> **Passage**:
Segment Open

In particular, research from Germany has mapped out a convincing model for how all of these dysfunctions inter-relate and how they are likely part of one big vicious cycle. For the first time, this provides a ‘unifying model’ of what ME/CFS probably is. Aimed at a patient audience, this book offers accessible explanations of this crucial, breakthrough research by Prof. Klaus Wirth and Prof. Carmen Scheibenbogen.

This book also focusses on healing strategies and solutions. This includes discussion of various conventional medical procedures and treatments as well as of:

- the Buteyko method (to improve bodily oxygenation)
- ancestral approaches to nutrition and diet (to improve gut health and energy production)
- the Perrin technique
- treatments for microclots
- the potential strengths - and limitations - of neuroplasticity interventions.

Possible future medications are also discussed, including the ‘Mitodicure’ pill. Based on the research of Wirth, this pill could become the world’s first ME/CFS-specific medication and one which could be capable of profoundly reducing the suffering of millions worldwide. It could even be a medicine which leads to recovery.

Segment Closed

> **Exercise**: Continue the ME/CFS book description from its last sentence, in the same style and voice.

> **Dataset content**:
Segment Open

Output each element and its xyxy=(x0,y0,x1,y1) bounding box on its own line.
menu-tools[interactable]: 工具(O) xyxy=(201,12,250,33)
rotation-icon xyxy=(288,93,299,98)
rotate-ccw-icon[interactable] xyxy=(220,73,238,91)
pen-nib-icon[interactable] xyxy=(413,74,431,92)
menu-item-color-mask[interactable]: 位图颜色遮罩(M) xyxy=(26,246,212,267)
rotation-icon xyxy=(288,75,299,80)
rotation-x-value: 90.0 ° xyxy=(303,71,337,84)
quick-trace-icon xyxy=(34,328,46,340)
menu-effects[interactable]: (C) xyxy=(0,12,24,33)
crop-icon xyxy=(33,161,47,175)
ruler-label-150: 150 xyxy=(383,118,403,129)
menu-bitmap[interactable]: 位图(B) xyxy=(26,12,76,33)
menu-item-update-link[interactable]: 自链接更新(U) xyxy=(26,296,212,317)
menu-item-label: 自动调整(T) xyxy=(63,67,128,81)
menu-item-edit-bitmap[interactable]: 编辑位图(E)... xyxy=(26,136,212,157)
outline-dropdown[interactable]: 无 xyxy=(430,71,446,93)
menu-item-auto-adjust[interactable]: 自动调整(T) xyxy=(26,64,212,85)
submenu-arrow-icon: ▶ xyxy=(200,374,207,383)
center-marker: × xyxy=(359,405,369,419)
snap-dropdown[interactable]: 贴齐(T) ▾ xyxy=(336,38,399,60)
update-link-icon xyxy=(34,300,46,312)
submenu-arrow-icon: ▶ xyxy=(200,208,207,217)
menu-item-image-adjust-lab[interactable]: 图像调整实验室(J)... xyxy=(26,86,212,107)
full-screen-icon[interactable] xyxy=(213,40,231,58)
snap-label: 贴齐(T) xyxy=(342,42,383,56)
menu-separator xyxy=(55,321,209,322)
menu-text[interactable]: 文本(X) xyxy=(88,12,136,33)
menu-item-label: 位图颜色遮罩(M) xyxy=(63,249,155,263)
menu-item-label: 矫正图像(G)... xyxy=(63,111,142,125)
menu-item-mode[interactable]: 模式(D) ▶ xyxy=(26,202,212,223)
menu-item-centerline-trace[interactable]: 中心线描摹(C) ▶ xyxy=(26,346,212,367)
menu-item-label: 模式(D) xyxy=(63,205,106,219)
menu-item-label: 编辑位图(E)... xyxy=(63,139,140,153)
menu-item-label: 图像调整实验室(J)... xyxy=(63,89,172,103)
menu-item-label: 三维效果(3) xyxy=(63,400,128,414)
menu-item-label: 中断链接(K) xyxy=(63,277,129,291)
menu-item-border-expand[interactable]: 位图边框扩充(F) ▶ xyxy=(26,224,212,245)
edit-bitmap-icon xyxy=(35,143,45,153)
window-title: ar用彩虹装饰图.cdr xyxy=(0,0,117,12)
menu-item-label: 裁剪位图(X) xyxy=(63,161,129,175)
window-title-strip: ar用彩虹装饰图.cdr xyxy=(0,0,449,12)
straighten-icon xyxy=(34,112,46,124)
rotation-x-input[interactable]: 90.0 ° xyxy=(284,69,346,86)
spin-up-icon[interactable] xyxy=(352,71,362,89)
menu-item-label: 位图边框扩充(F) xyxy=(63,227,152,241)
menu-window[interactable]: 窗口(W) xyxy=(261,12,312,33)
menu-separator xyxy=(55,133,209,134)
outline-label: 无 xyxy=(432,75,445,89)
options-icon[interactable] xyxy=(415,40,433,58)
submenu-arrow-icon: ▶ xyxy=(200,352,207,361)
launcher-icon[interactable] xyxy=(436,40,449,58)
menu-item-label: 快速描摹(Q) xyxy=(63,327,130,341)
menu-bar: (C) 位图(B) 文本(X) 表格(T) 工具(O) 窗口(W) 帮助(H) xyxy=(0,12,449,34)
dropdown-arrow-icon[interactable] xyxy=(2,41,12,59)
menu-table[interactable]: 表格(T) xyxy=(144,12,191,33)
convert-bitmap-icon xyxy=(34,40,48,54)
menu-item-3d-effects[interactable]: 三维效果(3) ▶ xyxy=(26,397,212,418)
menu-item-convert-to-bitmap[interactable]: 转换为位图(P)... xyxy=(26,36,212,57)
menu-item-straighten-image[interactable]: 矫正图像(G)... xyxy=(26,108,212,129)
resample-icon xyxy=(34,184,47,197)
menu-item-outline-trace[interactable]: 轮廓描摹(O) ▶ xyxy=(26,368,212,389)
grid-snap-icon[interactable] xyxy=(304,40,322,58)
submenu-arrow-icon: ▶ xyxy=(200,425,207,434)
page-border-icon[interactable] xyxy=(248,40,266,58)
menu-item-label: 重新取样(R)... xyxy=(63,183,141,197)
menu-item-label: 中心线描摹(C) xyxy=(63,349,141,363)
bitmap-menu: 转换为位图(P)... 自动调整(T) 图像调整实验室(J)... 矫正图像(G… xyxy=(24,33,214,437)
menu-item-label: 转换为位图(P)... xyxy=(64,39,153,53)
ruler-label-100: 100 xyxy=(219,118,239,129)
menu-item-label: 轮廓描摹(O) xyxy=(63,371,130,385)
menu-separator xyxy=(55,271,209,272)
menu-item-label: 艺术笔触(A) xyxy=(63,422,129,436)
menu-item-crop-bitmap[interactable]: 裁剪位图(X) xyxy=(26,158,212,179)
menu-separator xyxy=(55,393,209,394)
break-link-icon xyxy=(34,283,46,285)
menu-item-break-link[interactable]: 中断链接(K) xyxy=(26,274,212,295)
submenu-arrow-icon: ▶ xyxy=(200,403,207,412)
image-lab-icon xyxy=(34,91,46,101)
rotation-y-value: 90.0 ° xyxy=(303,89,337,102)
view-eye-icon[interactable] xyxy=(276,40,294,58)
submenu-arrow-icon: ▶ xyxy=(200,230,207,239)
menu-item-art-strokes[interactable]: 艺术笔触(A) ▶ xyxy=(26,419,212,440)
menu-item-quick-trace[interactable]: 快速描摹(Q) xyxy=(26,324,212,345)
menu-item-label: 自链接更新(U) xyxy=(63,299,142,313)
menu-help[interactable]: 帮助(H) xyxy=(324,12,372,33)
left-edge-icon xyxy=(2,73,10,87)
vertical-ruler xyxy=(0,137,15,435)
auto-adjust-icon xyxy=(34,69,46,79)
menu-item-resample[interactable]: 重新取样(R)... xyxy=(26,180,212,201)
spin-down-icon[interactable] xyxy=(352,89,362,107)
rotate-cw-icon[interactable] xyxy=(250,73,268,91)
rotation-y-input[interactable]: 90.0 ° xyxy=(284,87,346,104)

Segment Closed

> **Response area**:
Patrick Ussher, an ME/CFS patient, weaves together the personal and theoretical in this book, unravelling the most exciting research ‘in plain English’ but also talking about his own personal experience with various treatments to improve quality of life. He also shares advice on how to construct a life of hope and meaning, despite having a chronic illness.

This is primarily intended to be a guide and handbook for ME/CFS and Long Covid patients (although it will also likely be of interest to patients with the closely related Fibromyalgia and Postural Orthostatic Tachycardia Syndrome (POTS)). It will help many sufferers understand the true physical nature of their illness and provide them with a range of healing strategies.

But most importantly, this is a book which inspires hope for a future in which ME/CFS patients are at last treated with the dignity they deserve and in ways which truly do diminish their suffering.

The book has a foreword written by Prof. Klaus Wirth in which he describes his encounter with ME/CFS, subsequent research and initial work on developing the ‘Mitodicure’ drug."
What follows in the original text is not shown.